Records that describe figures
• • • • •

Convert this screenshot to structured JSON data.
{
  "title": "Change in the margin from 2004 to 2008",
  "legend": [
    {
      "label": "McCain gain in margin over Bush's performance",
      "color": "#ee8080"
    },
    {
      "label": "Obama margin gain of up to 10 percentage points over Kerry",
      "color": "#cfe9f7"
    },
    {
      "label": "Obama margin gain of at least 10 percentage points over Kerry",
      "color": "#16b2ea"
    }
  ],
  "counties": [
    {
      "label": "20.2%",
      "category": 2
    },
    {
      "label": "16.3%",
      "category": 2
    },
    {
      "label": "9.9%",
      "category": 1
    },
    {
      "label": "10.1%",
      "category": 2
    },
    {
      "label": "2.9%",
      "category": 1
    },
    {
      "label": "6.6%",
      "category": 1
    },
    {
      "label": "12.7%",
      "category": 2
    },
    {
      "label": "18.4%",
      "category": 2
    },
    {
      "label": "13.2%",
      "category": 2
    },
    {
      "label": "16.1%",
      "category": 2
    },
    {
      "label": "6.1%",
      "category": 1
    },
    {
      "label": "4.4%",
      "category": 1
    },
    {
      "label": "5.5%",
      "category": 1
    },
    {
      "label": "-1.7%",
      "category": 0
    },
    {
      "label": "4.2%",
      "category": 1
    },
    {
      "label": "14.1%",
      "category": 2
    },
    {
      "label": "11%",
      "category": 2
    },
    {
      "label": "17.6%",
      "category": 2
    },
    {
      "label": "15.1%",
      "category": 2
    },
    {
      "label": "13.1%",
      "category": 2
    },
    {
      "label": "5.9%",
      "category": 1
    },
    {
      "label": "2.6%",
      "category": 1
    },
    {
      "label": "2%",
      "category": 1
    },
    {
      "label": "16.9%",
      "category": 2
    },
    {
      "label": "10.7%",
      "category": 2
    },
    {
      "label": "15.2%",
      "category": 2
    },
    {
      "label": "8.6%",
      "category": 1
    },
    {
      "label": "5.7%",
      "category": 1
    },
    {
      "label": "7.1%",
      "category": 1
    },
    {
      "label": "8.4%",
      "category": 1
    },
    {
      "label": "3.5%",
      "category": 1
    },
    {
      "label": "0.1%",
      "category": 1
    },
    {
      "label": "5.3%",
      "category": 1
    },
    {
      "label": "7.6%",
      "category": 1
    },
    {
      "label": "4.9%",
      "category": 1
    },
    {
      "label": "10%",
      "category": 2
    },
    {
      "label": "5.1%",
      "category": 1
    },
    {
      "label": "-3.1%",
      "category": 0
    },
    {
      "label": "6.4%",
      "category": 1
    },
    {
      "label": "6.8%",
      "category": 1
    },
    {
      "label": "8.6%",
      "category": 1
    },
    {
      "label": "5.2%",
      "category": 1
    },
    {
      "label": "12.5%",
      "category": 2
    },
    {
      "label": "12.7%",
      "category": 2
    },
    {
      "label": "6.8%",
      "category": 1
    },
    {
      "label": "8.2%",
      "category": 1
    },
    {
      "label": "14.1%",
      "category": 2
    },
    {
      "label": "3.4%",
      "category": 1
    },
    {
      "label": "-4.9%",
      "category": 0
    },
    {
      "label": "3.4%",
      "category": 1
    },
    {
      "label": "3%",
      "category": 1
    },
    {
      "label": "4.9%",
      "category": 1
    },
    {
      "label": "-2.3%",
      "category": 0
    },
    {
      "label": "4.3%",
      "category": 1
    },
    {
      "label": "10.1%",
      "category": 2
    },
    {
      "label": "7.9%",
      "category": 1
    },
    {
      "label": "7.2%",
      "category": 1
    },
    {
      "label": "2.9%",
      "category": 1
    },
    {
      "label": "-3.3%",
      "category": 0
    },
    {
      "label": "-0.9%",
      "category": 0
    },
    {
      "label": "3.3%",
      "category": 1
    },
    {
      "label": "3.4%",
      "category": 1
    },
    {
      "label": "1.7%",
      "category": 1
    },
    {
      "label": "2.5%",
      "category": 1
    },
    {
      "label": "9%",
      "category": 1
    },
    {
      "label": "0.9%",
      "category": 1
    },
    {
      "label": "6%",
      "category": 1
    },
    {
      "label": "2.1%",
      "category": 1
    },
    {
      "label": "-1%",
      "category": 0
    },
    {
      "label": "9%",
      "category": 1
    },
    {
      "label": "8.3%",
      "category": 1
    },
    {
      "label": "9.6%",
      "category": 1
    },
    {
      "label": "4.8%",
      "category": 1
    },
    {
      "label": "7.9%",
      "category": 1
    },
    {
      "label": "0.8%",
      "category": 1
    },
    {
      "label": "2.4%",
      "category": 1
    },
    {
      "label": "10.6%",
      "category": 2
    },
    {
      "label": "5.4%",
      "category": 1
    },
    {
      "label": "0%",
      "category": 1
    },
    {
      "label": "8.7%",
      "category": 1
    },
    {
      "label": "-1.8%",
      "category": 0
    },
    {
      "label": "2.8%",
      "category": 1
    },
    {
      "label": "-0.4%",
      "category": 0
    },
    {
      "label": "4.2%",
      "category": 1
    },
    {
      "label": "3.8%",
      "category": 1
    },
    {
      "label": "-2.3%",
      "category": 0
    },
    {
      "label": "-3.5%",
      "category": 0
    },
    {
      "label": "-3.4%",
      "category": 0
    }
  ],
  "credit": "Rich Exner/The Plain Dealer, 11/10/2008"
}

• • • • •

Exercise requirements:
Emit the records above again, exactly, with no line skipped.

Written reply:
Convert this screenshot to structured JSON data.
{
  "title": "Change in the margin from 2004 to 2008",
  "legend": [
    {
      "label": "McCain gain in margin over Bush's performance",
      "color": "#ee8080"
    },
    {
      "label": "Obama margin gain of up to 10 percentage points over Kerry",
      "color": "#cfe9f7"
    },
    {
      "label": "Obama margin gain of at least 10 percentage points over Kerry",
      "color": "#16b2ea"
    }
  ],
  "counties": [
    {
      "label": "20.2%",
      "category": 2
    },
    {
      "label": "16.3%",
      "category": 2
    },
    {
      "label": "9.9%",
      "category": 1
    },
    {
      "label": "10.1%",
      "category": 2
    },
    {
      "label": "2.9%",
      "category": 1
    },
    {
      "label": "6.6%",
      "category": 1
    },
    {
      "label": "12.7%",
      "category": 2
    },
    {
      "label": "18.4%",
      "category": 2
    },
    {
      "label": "13.2%",
      "category": 2
    },
    {
      "label": "16.1%",
      "category": 2
    },
    {
      "label": "6.1%",
      "category": 1
    },
    {
      "label": "4.4%",
      "category": 1
    },
    {
      "label": "5.5%",
      "category": 1
    },
    {
      "label": "-1.7%",
      "category": 0
    },
    {
      "label": "4.2%",
      "category": 1
    },
    {
      "label": "14.1%",
      "category": 2
    },
    {
      "label": "11%",
      "category": 2
    },
    {
      "label": "17.6%",
      "category": 2
    },
    {
      "label": "15.1%",
      "category": 2
    },
    {
      "label": "13.1%",
      "category": 2
    },
    {
      "label": "5.9%",
      "category": 1
    },
    {
      "label": "2.6%",
      "category": 1
    },
    {
      "label": "2%",
      "category": 1
    },
    {
      "label": "16.9%",
      "category": 2
    },
    {
      "label": "10.7%",
      "category": 2
    },
    {
      "label": "15.2%",
      "category": 2
    },
    {
      "label": "8.6%",
      "category": 1
    },
    {
      "label": "5.7%",
      "category": 1
    },
    {
      "label": "7.1%",
      "category": 1
    },
    {
      "label": "8.4%",
      "category": 1
    },
    {
      "label": "3.5%",
      "category": 1
    },
    {
      "label": "0.1%",
      "category": 1
    },
    {
      "label": "5.3%",
      "category": 1
    },
    {
      "label": "7.6%",
      "category": 1
    },
    {
      "label": "4.9%",
      "category": 1
    },
    {
      "label": "10%",
      "category": 2
    },
    {
      "label": "5.1%",
      "category": 1
    },
    {
      "label": "-3.1%",
      "category": 0
    },
    {
      "label": "6.4%",
      "category": 1
    },
    {
      "label": "6.8%",
      "category": 1
    },
    {
      "label": "8.6%",
      "category": 1
    },
    {
      "label": "5.2%",
      "category": 1
    },
    {
      "label": "12.5%",
      "category": 2
    },
    {
      "label": "12.7%",
      "category": 2
    },
    {
      "label": "6.8%",
      "category": 1
    },
    {
      "label": "8.2%",
      "category": 1
    },
    {
      "label": "14.1%",
      "category": 2
    },
    {
      "label": "3.4%",
      "category": 1
    },
    {
      "label": "-4.9%",
      "category": 0
    },
    {
      "label": "3.4%",
      "category": 1
    },
    {
      "label": "3%",
      "category": 1
    },
    {
      "label": "4.9%",
      "category": 1
    },
    {
      "label": "-2.3%",
      "category": 0
    },
    {
      "label": "4.3%",
      "category": 1
    },
    {
      "label": "10.1%",
      "category": 2
    },
    {
      "label": "7.9%",
      "category": 1
    },
    {
      "label": "7.2%",
      "category": 1
    },
    {
      "label": "2.9%",
      "category": 1
    },
    {
      "label": "-3.3%",
      "category": 0
    },
    {
      "label": "-0.9%",
      "category": 0
    },
    {
      "label": "3.3%",
      "category": 1
    },
    {
      "label": "3.4%",
      "category": 1
    },
    {
      "label": "1.7%",
      "category": 1
    },
    {
      "label": "2.5%",
      "category": 1
    },
    {
      "label": "9%",
      "category": 1
    },
    {
      "label": "0.9%",
      "category": 1
    },
    {
      "label": "6%",
      "category": 1
    },
    {
      "label": "2.1%",
      "category": 1
    },
    {
      "label": "-1%",
      "category": 0
    },
    {
      "label": "9%",
      "category": 1
    },
    {
      "label": "8.3%",
      "category": 1
    },
    {
      "label": "9.6%",
      "category": 1
    },
    {
      "label": "4.8%",
      "category": 1
    },
    {
      "label": "7.9%",
      "category": 1
    },
    {
      "label": "0.8%",
      "category": 1
    },
    {
      "label": "2.4%",
      "category": 1
    },
    {
      "label": "10.6%",
      "category": 2
    },
    {
      "label": "5.4%",
      "category": 1
    },
    {
      "label": "0%",
      "category": 1
    },
    {
      "label": "8.7%",
      "category": 1
    },
    {
      "label": "-1.8%",
      "category": 0
    },
    {
      "label": "2.8%",
      "category": 1
    },
    {
      "label": "-0.4%",
      "category": 0
    },
    {
      "label": "4.2%",
      "category": 1
    },
    {
      "label": "3.8%",
      "category": 1
    },
    {
      "label": "-2.3%",
      "category": 0
    },
    {
      "label": "-3.5%",
      "category": 0
    },
    {
      "label": "-3.4%",
      "category": 0
    }
  ],
  "credit": "Rich Exner/The Plain Dealer, 11/10/2008"
}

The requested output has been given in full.